Task goal. Print out the material that follows word for word.

-- START Entries provided --

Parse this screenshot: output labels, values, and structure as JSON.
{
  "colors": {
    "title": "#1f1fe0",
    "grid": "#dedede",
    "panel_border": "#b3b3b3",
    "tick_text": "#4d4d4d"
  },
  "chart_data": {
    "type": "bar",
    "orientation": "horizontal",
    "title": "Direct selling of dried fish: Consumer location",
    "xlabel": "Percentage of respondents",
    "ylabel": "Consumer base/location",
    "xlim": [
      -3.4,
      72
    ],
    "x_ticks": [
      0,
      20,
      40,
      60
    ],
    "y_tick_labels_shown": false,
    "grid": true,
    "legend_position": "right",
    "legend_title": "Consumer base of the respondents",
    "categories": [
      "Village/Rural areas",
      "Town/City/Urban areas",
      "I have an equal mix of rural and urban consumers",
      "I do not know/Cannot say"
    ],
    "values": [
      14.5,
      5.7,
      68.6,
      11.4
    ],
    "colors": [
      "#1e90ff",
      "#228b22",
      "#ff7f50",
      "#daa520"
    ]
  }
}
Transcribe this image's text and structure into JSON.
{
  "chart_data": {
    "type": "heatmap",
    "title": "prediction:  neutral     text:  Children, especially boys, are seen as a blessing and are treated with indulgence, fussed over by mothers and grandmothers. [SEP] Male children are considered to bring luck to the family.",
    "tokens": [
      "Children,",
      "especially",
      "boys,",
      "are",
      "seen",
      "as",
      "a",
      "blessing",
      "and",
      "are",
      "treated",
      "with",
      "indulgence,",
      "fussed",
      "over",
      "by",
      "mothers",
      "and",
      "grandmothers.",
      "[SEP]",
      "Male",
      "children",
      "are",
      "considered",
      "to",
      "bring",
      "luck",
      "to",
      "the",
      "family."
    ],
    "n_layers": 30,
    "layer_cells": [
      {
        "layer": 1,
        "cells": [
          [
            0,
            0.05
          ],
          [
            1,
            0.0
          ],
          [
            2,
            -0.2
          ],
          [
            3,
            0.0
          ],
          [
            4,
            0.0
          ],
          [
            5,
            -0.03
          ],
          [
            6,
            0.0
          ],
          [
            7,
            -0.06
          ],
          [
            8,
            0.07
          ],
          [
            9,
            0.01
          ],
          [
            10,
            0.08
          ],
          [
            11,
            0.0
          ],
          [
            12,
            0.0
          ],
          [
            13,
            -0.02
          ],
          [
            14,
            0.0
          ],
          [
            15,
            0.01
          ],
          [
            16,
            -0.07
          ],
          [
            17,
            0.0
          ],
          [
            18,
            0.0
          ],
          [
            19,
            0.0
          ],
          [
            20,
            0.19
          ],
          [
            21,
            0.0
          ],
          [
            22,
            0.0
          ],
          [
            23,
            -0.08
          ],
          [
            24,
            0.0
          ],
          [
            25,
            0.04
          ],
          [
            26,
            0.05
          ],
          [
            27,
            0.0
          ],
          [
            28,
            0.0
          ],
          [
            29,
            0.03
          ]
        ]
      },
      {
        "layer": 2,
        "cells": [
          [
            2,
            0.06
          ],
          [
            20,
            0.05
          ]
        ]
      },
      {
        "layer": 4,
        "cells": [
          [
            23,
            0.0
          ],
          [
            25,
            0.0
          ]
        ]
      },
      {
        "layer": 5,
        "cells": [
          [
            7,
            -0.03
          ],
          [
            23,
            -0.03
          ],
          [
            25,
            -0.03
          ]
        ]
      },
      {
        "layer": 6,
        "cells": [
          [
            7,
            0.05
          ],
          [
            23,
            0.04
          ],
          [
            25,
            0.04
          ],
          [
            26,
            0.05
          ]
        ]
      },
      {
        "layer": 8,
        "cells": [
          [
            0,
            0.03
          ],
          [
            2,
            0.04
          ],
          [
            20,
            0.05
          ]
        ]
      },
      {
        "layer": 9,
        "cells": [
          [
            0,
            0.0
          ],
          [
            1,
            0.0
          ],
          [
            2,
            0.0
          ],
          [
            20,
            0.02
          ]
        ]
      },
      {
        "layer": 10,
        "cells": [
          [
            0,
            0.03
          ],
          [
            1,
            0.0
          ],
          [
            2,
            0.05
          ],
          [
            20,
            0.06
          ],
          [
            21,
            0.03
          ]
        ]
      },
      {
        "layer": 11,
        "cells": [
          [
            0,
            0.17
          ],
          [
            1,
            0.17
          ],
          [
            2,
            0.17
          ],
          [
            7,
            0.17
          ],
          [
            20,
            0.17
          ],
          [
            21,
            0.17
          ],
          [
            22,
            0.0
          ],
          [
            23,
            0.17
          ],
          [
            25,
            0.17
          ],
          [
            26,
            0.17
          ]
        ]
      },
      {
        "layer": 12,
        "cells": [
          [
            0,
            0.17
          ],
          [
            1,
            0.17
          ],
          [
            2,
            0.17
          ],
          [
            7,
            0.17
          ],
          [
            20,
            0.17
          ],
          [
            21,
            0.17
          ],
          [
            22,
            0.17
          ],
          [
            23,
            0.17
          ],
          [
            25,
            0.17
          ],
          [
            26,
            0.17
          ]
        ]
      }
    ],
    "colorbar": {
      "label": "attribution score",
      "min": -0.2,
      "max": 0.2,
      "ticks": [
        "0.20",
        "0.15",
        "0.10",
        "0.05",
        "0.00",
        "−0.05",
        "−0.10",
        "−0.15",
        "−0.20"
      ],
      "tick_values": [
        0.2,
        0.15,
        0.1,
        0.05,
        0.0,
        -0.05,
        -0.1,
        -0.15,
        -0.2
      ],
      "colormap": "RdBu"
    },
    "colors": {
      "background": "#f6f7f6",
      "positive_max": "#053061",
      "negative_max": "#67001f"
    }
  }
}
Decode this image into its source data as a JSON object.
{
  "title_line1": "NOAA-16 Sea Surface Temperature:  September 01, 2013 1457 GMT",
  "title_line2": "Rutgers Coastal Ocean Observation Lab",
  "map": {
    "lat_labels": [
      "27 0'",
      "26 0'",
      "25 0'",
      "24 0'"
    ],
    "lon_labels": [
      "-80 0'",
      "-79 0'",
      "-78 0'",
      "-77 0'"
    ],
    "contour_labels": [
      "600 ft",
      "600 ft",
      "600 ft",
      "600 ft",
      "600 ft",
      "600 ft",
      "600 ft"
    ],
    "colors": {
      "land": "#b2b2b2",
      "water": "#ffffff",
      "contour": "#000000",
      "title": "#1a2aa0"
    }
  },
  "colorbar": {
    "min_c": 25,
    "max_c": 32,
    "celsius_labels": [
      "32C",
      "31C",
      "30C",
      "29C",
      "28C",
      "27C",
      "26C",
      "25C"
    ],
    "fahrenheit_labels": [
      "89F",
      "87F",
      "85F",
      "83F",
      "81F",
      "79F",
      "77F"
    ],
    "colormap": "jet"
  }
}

-- END Entries provided --

Task solution.
Parse this screenshot: output labels, values, and structure as JSON.
{
  "colors": {
    "title": "#1f1fe0",
    "grid": "#dedede",
    "panel_border": "#b3b3b3",
    "tick_text": "#4d4d4d"
  },
  "chart_data": {
    "type": "bar",
    "orientation": "horizontal",
    "title": "Direct selling of dried fish: Consumer location",
    "xlabel": "Percentage of respondents",
    "ylabel": "Consumer base/location",
    "xlim": [
      -3.4,
      72
    ],
    "x_ticks": [
      0,
      20,
      40,
      60
    ],
    "y_tick_labels_shown": false,
    "grid": true,
    "legend_position": "right",
    "legend_title": "Consumer base of the respondents",
    "categories": [
      "Village/Rural areas",
      "Town/City/Urban areas",
      "I have an equal mix of rural and urban consumers",
      "I do not know/Cannot say"
    ],
    "values": [
      14.5,
      5.7,
      68.6,
      11.4
    ],
    "colors": [
      "#1e90ff",
      "#228b22",
      "#ff7f50",
      "#daa520"
    ]
  }
}
Transcribe this image's text and structure into JSON.
{
  "chart_data": {
    "type": "heatmap",
    "title": "prediction:  neutral     text:  Children, especially boys, are seen as a blessing and are treated with indulgence, fussed over by mothers and grandmothers. [SEP] Male children are considered to bring luck to the family.",
    "tokens": [
      "Children,",
      "especially",
      "boys,",
      "are",
      "seen",
      "as",
      "a",
      "blessing",
      "and",
      "are",
      "treated",
      "with",
      "indulgence,",
      "fussed",
      "over",
      "by",
      "mothers",
      "and",
      "grandmothers.",
      "[SEP]",
      "Male",
      "children",
      "are",
      "considered",
      "to",
      "bring",
      "luck",
      "to",
      "the",
      "family."
    ],
    "n_layers": 30,
    "layer_cells": [
      {
        "layer": 1,
        "cells": [
          [
            0,
            0.05
          ],
          [
            1,
            0.0
          ],
          [
            2,
            -0.2
          ],
          [
            3,
            0.0
          ],
          [
            4,
            0.0
          ],
          [
            5,
            -0.03
          ],
          [
            6,
            0.0
          ],
          [
            7,
            -0.06
          ],
          [
            8,
            0.07
          ],
          [
            9,
            0.01
          ],
          [
            10,
            0.08
          ],
          [
            11,
            0.0
          ],
          [
            12,
            0.0
          ],
          [
            13,
            -0.02
          ],
          [
            14,
            0.0
          ],
          [
            15,
            0.01
          ],
          [
            16,
            -0.07
          ],
          [
            17,
            0.0
          ],
          [
            18,
            0.0
          ],
          [
            19,
            0.0
          ],
          [
            20,
            0.19
          ],
          [
            21,
            0.0
          ],
          [
            22,
            0.0
          ],
          [
            23,
            -0.08
          ],
          [
            24,
            0.0
          ],
          [
            25,
            0.04
          ],
          [
            26,
            0.05
          ],
          [
            27,
            0.0
          ],
          [
            28,
            0.0
          ],
          [
            29,
            0.03
          ]
        ]
      },
      {
        "layer": 2,
        "cells": [
          [
            2,
            0.06
          ],
          [
            20,
            0.05
          ]
        ]
      },
      {
        "layer": 4,
        "cells": [
          [
            23,
            0.0
          ],
          [
            25,
            0.0
          ]
        ]
      },
      {
        "layer": 5,
        "cells": [
          [
            7,
            -0.03
          ],
          [
            23,
            -0.03
          ],
          [
            25,
            -0.03
          ]
        ]
      },
      {
        "layer": 6,
        "cells": [
          [
            7,
            0.05
          ],
          [
            23,
            0.04
          ],
          [
            25,
            0.04
          ],
          [
            26,
            0.05
          ]
        ]
      },
      {
        "layer": 8,
        "cells": [
          [
            0,
            0.03
          ],
          [
            2,
            0.04
          ],
          [
            20,
            0.05
          ]
        ]
      },
      {
        "layer": 9,
        "cells": [
          [
            0,
            0.0
          ],
          [
            1,
            0.0
          ],
          [
            2,
            0.0
          ],
          [
            20,
            0.02
          ]
        ]
      },
      {
        "layer": 10,
        "cells": [
          [
            0,
            0.03
          ],
          [
            1,
            0.0
          ],
          [
            2,
            0.05
          ],
          [
            20,
            0.06
          ],
          [
            21,
            0.03
          ]
        ]
      },
      {
        "layer": 11,
        "cells": [
          [
            0,
            0.17
          ],
          [
            1,
            0.17
          ],
          [
            2,
            0.17
          ],
          [
            7,
            0.17
          ],
          [
            20,
            0.17
          ],
          [
            21,
            0.17
          ],
          [
            22,
            0.0
          ],
          [
            23,
            0.17
          ],
          [
            25,
            0.17
          ],
          [
            26,
            0.17
          ]
        ]
      },
      {
        "layer": 12,
        "cells": [
          [
            0,
            0.17
          ],
          [
            1,
            0.17
          ],
          [
            2,
            0.17
          ],
          [
            7,
            0.17
          ],
          [
            20,
            0.17
          ],
          [
            21,
            0.17
          ],
          [
            22,
            0.17
          ],
          [
            23,
            0.17
          ],
          [
            25,
            0.17
          ],
          [
            26,
            0.17
          ]
        ]
      }
    ],
    "colorbar": {
      "label": "attribution score",
      "min": -0.2,
      "max": 0.2,
      "ticks": [
        "0.20",
        "0.15",
        "0.10",
        "0.05",
        "0.00",
        "−0.05",
        "−0.10",
        "−0.15",
        "−0.20"
      ],
      "tick_values": [
        0.2,
        0.15,
        0.1,
        0.05,
        0.0,
        -0.05,
        -0.1,
        -0.15,
        -0.2
      ],
      "colormap": "RdBu"
    },
    "colors": {
      "background": "#f6f7f6",
      "positive_max": "#053061",
      "negative_max": "#67001f"
    }
  }
}
Decode this image into its source data as a JSON object.
{
  "title_line1": "NOAA-16 Sea Surface Temperature:  September 01, 2013 1457 GMT",
  "title_line2": "Rutgers Coastal Ocean Observation Lab",
  "map": {
    "lat_labels": [
      "27 0'",
      "26 0'",
      "25 0'",
      "24 0'"
    ],
    "lon_labels": [
      "-80 0'",
      "-79 0'",
      "-78 0'",
      "-77 0'"
    ],
    "contour_labels": [
      "600 ft",
      "600 ft",
      "600 ft",
      "600 ft",
      "600 ft",
      "600 ft",
      "600 ft"
    ],
    "colors": {
      "land": "#b2b2b2",
      "water": "#ffffff",
      "contour": "#000000",
      "title": "#1a2aa0"
    }
  },
  "colorbar": {
    "min_c": 25,
    "max_c": 32,
    "celsius_labels": [
      "32C",
      "31C",
      "30C",
      "29C",
      "28C",
      "27C",
      "26C",
      "25C"
    ],
    "fahrenheit_labels": [
      "89F",
      "87F",
      "85F",
      "83F",
      "81F",
      "79F",
      "77F"
    ],
    "colormap": "jet"
  }
}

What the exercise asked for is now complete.